Write down every entry below once more, exactly.

• _DATASET EXCERPTS_:
________

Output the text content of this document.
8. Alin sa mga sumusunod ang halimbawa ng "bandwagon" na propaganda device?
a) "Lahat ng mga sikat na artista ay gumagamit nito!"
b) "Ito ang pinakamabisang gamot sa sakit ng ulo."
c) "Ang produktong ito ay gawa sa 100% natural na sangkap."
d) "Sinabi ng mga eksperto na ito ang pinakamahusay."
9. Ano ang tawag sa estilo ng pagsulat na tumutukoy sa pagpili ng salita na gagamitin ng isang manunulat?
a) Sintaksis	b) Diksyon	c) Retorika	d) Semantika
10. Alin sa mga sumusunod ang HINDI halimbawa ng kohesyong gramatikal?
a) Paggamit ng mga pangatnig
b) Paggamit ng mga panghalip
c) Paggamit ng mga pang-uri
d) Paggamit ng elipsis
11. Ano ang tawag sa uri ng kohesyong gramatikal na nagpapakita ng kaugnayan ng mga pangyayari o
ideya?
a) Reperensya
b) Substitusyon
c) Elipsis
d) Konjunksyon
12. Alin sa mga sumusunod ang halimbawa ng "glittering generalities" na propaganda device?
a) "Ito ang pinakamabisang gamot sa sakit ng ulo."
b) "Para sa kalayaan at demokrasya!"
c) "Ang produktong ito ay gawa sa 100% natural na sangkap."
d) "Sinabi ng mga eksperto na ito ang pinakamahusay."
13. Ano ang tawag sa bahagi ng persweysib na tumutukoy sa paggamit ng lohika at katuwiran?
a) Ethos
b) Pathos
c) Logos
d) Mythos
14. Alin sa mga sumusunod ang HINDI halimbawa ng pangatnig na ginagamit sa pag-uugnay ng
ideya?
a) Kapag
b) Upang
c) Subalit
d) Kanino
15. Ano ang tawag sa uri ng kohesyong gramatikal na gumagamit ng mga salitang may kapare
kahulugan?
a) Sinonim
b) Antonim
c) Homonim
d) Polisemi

________

• _EXERCISE RESPONSE_:
Output the text content of this document.
8. Alin sa mga sumusunod ang halimbawa ng "bandwagon" na propaganda device?
a) "Lahat ng mga sikat na artista ay gumagamit nito!"
b) "Ito ang pinakamabisang gamot sa sakit ng ulo."
c) "Ang produktong ito ay gawa sa 100% natural na sangkap."
d) "Sinabi ng mga eksperto na ito ang pinakamahusay."
9. Ano ang tawag sa estilo ng pagsulat na tumutukoy sa pagpili ng salita na gagamitin ng isang manunulat?
a) Sintaksis	b) Diksyon	c) Retorika	d) Semantika
10. Alin sa mga sumusunod ang HINDI halimbawa ng kohesyong gramatikal?
a) Paggamit ng mga pangatnig
b) Paggamit ng mga panghalip
c) Paggamit ng mga pang-uri
d) Paggamit ng elipsis
11. Ano ang tawag sa uri ng kohesyong gramatikal na nagpapakita ng kaugnayan ng mga pangyayari o
ideya?
a) Reperensya
b) Substitusyon
c) Elipsis
d) Konjunksyon
12. Alin sa mga sumusunod ang halimbawa ng "glittering generalities" na propaganda device?
a) "Ito ang pinakamabisang gamot sa sakit ng ulo."
b) "Para sa kalayaan at demokrasya!"
c) "Ang produktong ito ay gawa sa 100% natural na sangkap."
d) "Sinabi ng mga eksperto na ito ang pinakamahusay."
13. Ano ang tawag sa bahagi ng persweysib na tumutukoy sa paggamit ng lohika at katuwiran?
a) Ethos
b) Pathos
c) Logos
d) Mythos
14. Alin sa mga sumusunod ang HINDI halimbawa ng pangatnig na ginagamit sa pag-uugnay ng
ideya?
a) Kapag
b) Upang
c) Subalit
d) Kanino
15. Ano ang tawag sa uri ng kohesyong gramatikal na gumagamit ng mga salitang may kapare
kahulugan?
a) Sinonim
b) Antonim
c) Homonim
d) Polisemi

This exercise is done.